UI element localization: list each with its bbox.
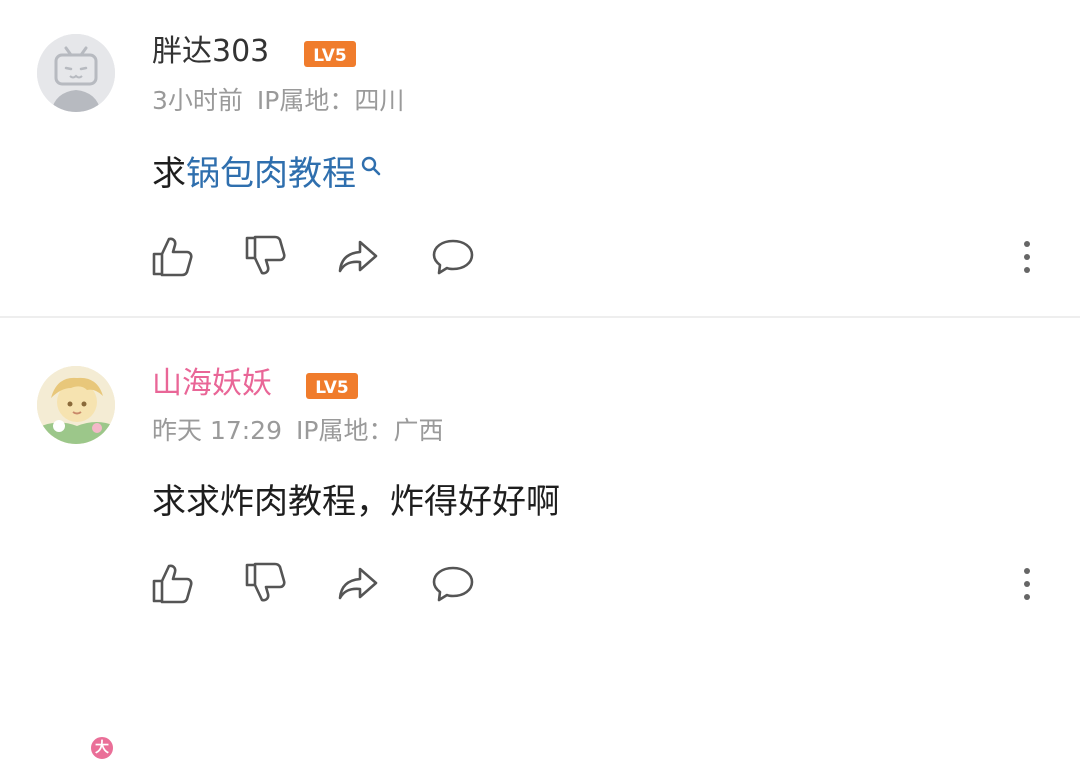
- tv-face-icon: [37, 34, 115, 112]
- search-link[interactable]: 锅包肉教程: [186, 154, 382, 194]
- level-badge-icon: LV5: [306, 373, 358, 399]
- avatar[interactable]: [37, 366, 115, 444]
- level-badge-label: LV5: [315, 378, 348, 398]
- comment-item: 大 山海妖妖 LV5 昨天 17:29 IP属地：广西 求求炸肉教程，炸得好好啊: [0, 316, 1080, 762]
- level-badge-icon: LV5: [304, 41, 356, 67]
- share-icon[interactable]: [336, 560, 382, 606]
- avatar[interactable]: [37, 34, 115, 112]
- comment-actions: [0, 560, 1080, 610]
- comment-meta: 3小时前 IP属地：四川: [152, 86, 404, 116]
- comment-text: 求求炸肉教程，炸得好好啊: [152, 482, 560, 522]
- search-icon: [361, 156, 381, 176]
- vip-badge: 大: [88, 734, 116, 762]
- thumb-up-icon[interactable]: [150, 560, 196, 606]
- comment-text-prefix: 求: [152, 154, 186, 194]
- reply-icon[interactable]: [430, 560, 476, 606]
- username[interactable]: 山海妖妖: [152, 366, 272, 402]
- more-icon[interactable]: [1016, 560, 1038, 606]
- reply-icon[interactable]: [430, 233, 476, 279]
- thumb-down-icon[interactable]: [243, 560, 289, 606]
- more-icon[interactable]: [1016, 233, 1038, 279]
- username[interactable]: 胖达303: [152, 34, 269, 70]
- share-icon[interactable]: [336, 233, 382, 279]
- ip-location: IP属地：四川: [256, 86, 405, 115]
- thumb-up-icon[interactable]: [150, 233, 196, 279]
- level-badge-label: LV5: [313, 46, 346, 66]
- ip-location: IP属地：广西: [296, 416, 444, 445]
- anime-avatar-icon: [37, 366, 115, 444]
- search-link-label: 锅包肉教程: [186, 154, 356, 194]
- comment-text: 求锅包肉教程: [152, 153, 382, 195]
- comment-meta: 昨天 17:29 IP属地：广西: [152, 416, 443, 446]
- thumb-down-icon[interactable]: [243, 233, 289, 279]
- comment-actions: [0, 233, 1080, 283]
- comment-time: 昨天 17:29: [152, 416, 282, 445]
- comment-time: 3小时前: [152, 86, 243, 115]
- comment-item: 胖达303 LV5 3小时前 IP属地：四川 求锅包肉教程: [0, 0, 1080, 316]
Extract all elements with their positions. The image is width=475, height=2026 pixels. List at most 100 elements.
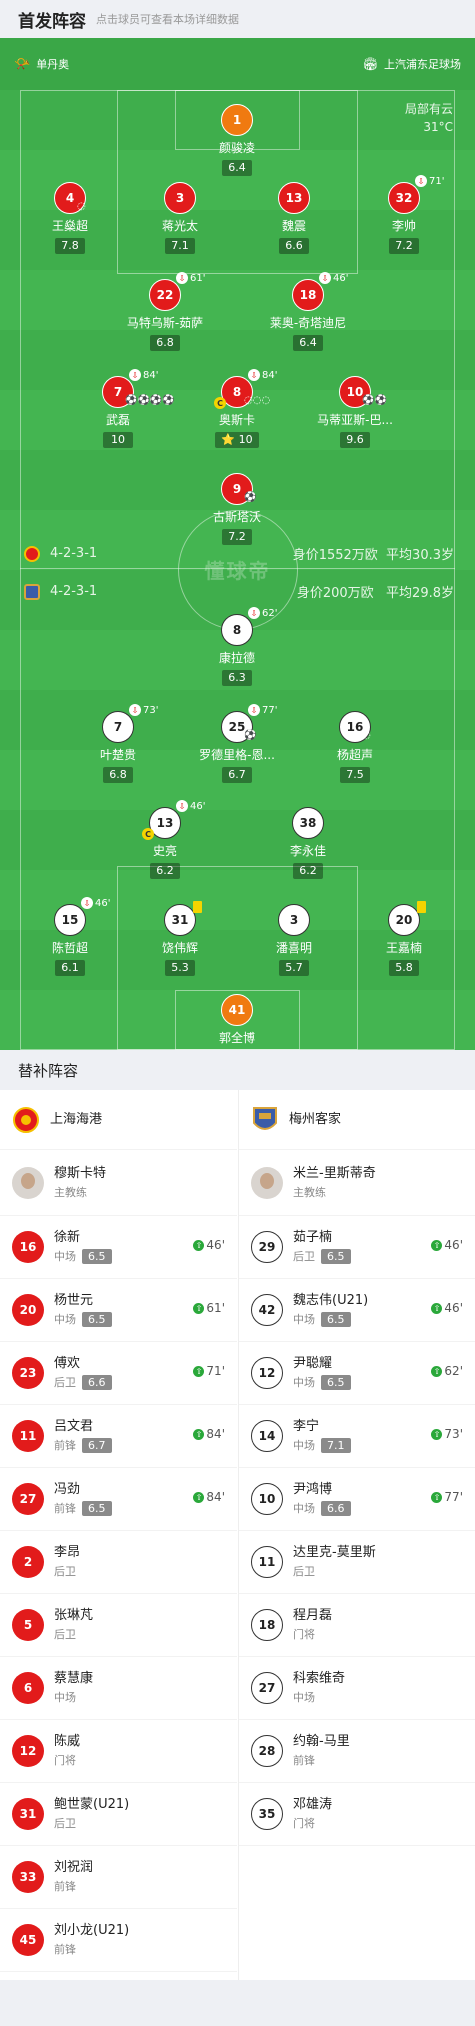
home-player[interactable]: 8 ⇩ 84' ◌◌◌ C 奥斯卡 ⭐ 10 — [182, 369, 292, 448]
home-sub-row[interactable]: 45 刘小龙(U21) 前锋 — [0, 1909, 237, 1972]
sub-in-minute: 73' — [444, 1427, 463, 1441]
home-sub-row[interactable]: 31 鲍世蒙(U21) 后卫 — [0, 1783, 237, 1846]
sub-number: 12 — [12, 1735, 44, 1767]
sub-off-icon: ⇩ — [81, 897, 93, 909]
home-team-crest-icon — [13, 1106, 39, 1133]
away-player[interactable]: 8 ⇩ 62' 康拉德 6.3 — [182, 607, 292, 686]
home-player[interactable]: 13 魏震 6.6 — [239, 182, 349, 254]
away-team-row[interactable]: 梅州客家 — [239, 1090, 475, 1150]
away-player[interactable]: 20 王嘉楠 5.8 — [349, 901, 459, 976]
sub-position: 前锋 — [293, 1754, 315, 1767]
home-player[interactable]: 9 ⚽ 古斯塔沃 7.2 — [182, 473, 292, 545]
away-team-crest-icon — [253, 1106, 277, 1130]
sub-position: 后卫 — [54, 1628, 76, 1641]
away-sub-row[interactable]: 42 魏志伟(U21) 中场 6.5 ⇧ 46' — [239, 1279, 475, 1342]
home-coach-row[interactable]: 穆斯卡特 主教练 — [0, 1150, 237, 1216]
away-sub-row[interactable]: 12 尹聪耀 中场 6.5 ⇧ 62' — [239, 1342, 475, 1405]
sub-position: 中场 — [293, 1376, 315, 1389]
home-player[interactable]: 4 ◌ 王燊超 7.8 — [15, 182, 125, 254]
away-sub-row[interactable]: 29 茹子楠 后卫 6.5 ⇧ 46' — [239, 1216, 475, 1279]
player-rating: 7.5 — [340, 767, 370, 783]
jersey-number-text: 16 — [346, 720, 364, 734]
lineup-hint: 点击球员可查看本场详细数据 — [96, 13, 239, 26]
sub-position: 中场 — [54, 1691, 76, 1704]
away-sub-row[interactable]: 14 李宁 中场 7.1 ⇧ 73' — [239, 1405, 475, 1468]
player-rating-value: 6.1 — [61, 961, 79, 974]
home-sub-row[interactable]: 2 李昂 后卫 — [0, 1531, 237, 1594]
home-sub-row[interactable]: 23 傅欢 后卫 6.6 ⇧ 71' — [0, 1342, 237, 1405]
sub-in-minute: 46' — [206, 1238, 225, 1252]
sub-position: 后卫 — [54, 1565, 76, 1578]
player-name: 康拉德 — [218, 651, 255, 665]
home-player[interactable]: 32 ⇩ 71' 李帅 7.2 — [349, 175, 459, 254]
home-player[interactable]: 7 ⇩ 84' ⚽⚽⚽⚽ 武磊 10 — [63, 369, 175, 448]
player-name: 王嘉楠 — [385, 941, 422, 955]
sub-off-icon: ⇩ — [176, 272, 188, 284]
home-player[interactable]: 22 ⇩ 61' 马特乌斯-茹萨 6.8 — [110, 272, 220, 351]
player-rating: 6.7 — [222, 767, 252, 783]
yellow-card-icon — [417, 901, 426, 913]
goal-icons: ◌ — [77, 201, 86, 212]
away-player[interactable]: 13 ⇩ 46' C 史亮 6.2 — [110, 800, 220, 879]
home-team-row[interactable]: 上海海港 — [0, 1090, 237, 1150]
sub-position: 后卫 — [54, 1817, 76, 1830]
away-coach-row[interactable]: 米兰-里斯蒂奇 主教练 — [239, 1150, 475, 1216]
sub-name: 邓雄涛 — [293, 1797, 333, 1812]
home-coach-name: 穆斯卡特 — [54, 1165, 107, 1181]
home-subs-column: 上海海港 穆斯卡特 主教练 16 徐新 中场 6.5 ⇧ 46' 20 杨世元 中场 6.5 ⇧ 61'… — [0, 1090, 237, 1980]
player-name: 奥斯卡 — [218, 413, 255, 427]
away-sub-row[interactable]: 28 约翰-马里 前锋 — [239, 1720, 475, 1783]
home-player[interactable]: 1 颜骏凌 6.4 — [182, 104, 292, 176]
home-sub-row[interactable]: 11 吕文君 前锋 6.7 ⇧ 84' — [0, 1405, 237, 1468]
home-sub-row[interactable]: 5 张琳芃 后卫 — [0, 1594, 237, 1657]
player-rating: 6.8 — [150, 335, 180, 351]
sub-in-time: ⇧ 46' — [431, 1301, 463, 1315]
away-player[interactable]: 3 潘喜明 5.7 — [239, 904, 349, 976]
jersey-number: 20 — [388, 901, 426, 936]
home-player[interactable]: 3 蒋光太 7.1 — [125, 182, 235, 254]
player-rating-value: 5.7 — [285, 961, 303, 974]
away-player[interactable]: 15 ⇩ 46' 陈哲超 6.1 — [15, 897, 125, 976]
sub-name: 傅欢 — [54, 1356, 81, 1371]
jersey-number-text: 32 — [395, 191, 413, 205]
sub-off-icon: ⇩ — [319, 272, 331, 284]
player-rating: 5.8 — [389, 960, 419, 976]
sub-off-icon: ⇩ — [248, 369, 260, 381]
sub-in-minute: 77' — [444, 1490, 463, 1504]
home-sub-row[interactable]: 27 冯劲 前锋 6.5 ⇧ 84' — [0, 1468, 237, 1531]
home-player[interactable]: 18 ⇩ 46' 莱奥-奇塔迪尼 6.4 — [253, 272, 363, 351]
away-sub-row[interactable]: 35 邓雄涛 门将 — [239, 1783, 475, 1846]
jersey-number: 7 ⇩ 73' — [102, 704, 158, 743]
sub-rating: 7.1 — [321, 1438, 351, 1453]
jersey-number: 4 ◌ — [54, 182, 86, 214]
away-sub-row[interactable]: 27 科索维奇 中场 — [239, 1657, 475, 1720]
away-player[interactable]: 41郭全博6.3 — [182, 994, 292, 1050]
sub-name: 刘祝润 — [54, 1860, 94, 1875]
jersey-number: 3 — [278, 904, 310, 936]
away-value: 身价200万欧 — [296, 586, 374, 601]
player-name: 古斯塔沃 — [212, 510, 261, 524]
sub-in-icon: ⇧ — [431, 1491, 443, 1503]
home-sub-row[interactable]: 33 刘祝润 前锋 — [0, 1846, 237, 1909]
away-player[interactable]: 25 ⇩ 77' ⚽ 罗德里格-恩... 6.7 — [182, 704, 292, 783]
away-sub-row[interactable]: 10 尹鸿博 中场 6.6 ⇧ 77' — [239, 1468, 475, 1531]
away-player[interactable]: 7 ⇩ 73' 叶楚贵 6.8 — [63, 704, 173, 783]
away-formation-row: 4-2-3-1 身价200万欧 平均29.8岁 — [24, 582, 454, 601]
home-sub-row[interactable]: 20 杨世元 中场 6.5 ⇧ 61' — [0, 1279, 237, 1342]
sub-rating: 6.5 — [82, 1501, 112, 1516]
away-sub-row[interactable]: 11 达里克-莫里斯 后卫 — [239, 1531, 475, 1594]
sub-in-minute: 46' — [444, 1238, 463, 1252]
home-sub-row[interactable]: 12 陈威 门将 — [0, 1720, 237, 1783]
home-sub-row[interactable]: 16 徐新 中场 6.5 ⇧ 46' — [0, 1216, 237, 1279]
away-sub-row[interactable]: 18 程月磊 门将 — [239, 1594, 475, 1657]
away-player[interactable]: 16 ◌ 杨超声 7.5 — [300, 711, 410, 783]
mvp-star-icon: ⭐ — [221, 433, 236, 446]
sub-off-badge: ⇩ 61' — [176, 272, 205, 284]
player-name: 陈哲超 — [51, 941, 88, 955]
away-player[interactable]: 38 李永佳 6.2 — [253, 807, 363, 879]
home-sub-row[interactable]: 6 蔡慧康 中场 — [0, 1657, 237, 1720]
jersey-number: 7 ⇩ 84' ⚽⚽⚽⚽ — [102, 369, 175, 408]
away-player[interactable]: 31 饶伟辉 5.3 — [125, 901, 235, 976]
player-rating: 6.6 — [279, 238, 309, 254]
home-player[interactable]: 10 ⚽⚽ 马蒂亚斯-巴... 9.6 — [300, 376, 410, 448]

= PROBLEM TO WORK ON =
Please give the lines of the records as a Markdown table with the columns Row and Line, starting with the line that contains "- tv-face-icon: [37, 34, 115, 112]" and going on through the line that contains "- more-icon[interactable]: [1016, 233, 1038, 279]". Number the rows in order, and leave out any blank lines.

= WORKED SOLUTION =
| Row | Line |
|---|---|
| 1 | - tv-face-icon: [37, 34, 115, 112] |
| 2 | - search-link[interactable]: 锅包肉教程: [186, 154, 382, 194] |
| 3 | - level-badge-icon: LV5: [306, 373, 358, 399] |
| 4 | - avatar[interactable]: [37, 366, 115, 444] |
| 5 | - level-badge-label: LV5: [315, 378, 348, 398] |
| 6 | - comment-item: 大 山海妖妖 LV5 昨天 17:29 IP属地：广西 求求炸肉教程，炸得好好啊: [0, 316, 1080, 762] |
| 7 | - level-badge-icon: LV5: [304, 41, 356, 67] |
| 8 | - share-icon[interactable]: [336, 560, 382, 606] |
| 9 | - avatar[interactable]: [37, 34, 115, 112] |
| 10 | - comment-actions: [0, 560, 1080, 610] |
| 11 | - comment-meta: 3小时前 IP属地：四川: [152, 86, 404, 116] |
| 12 | - comment-text: 求求炸肉教程，炸得好好啊: [152, 482, 560, 522] |
| 13 | - search-icon: [361, 156, 381, 176] |
| 14 | - vip-badge: 大: [88, 734, 116, 762] |
| 15 | - thumb-up-icon[interactable]: [150, 560, 196, 606] |
| 16 | - comment-text-prefix: 求: [152, 154, 186, 194] |
| 17 | - reply-icon[interactable]: [430, 560, 476, 606] |
| 18 | - username[interactable]: 山海妖妖: [152, 366, 272, 402] |
| 19 | - more-icon[interactable]: [1016, 560, 1038, 606] |
| 20 | - reply-icon[interactable]: [430, 233, 476, 279] |
| 21 | - thumb-down-icon[interactable]: [243, 560, 289, 606] |
| 22 | - more-icon[interactable]: [1016, 233, 1038, 279] |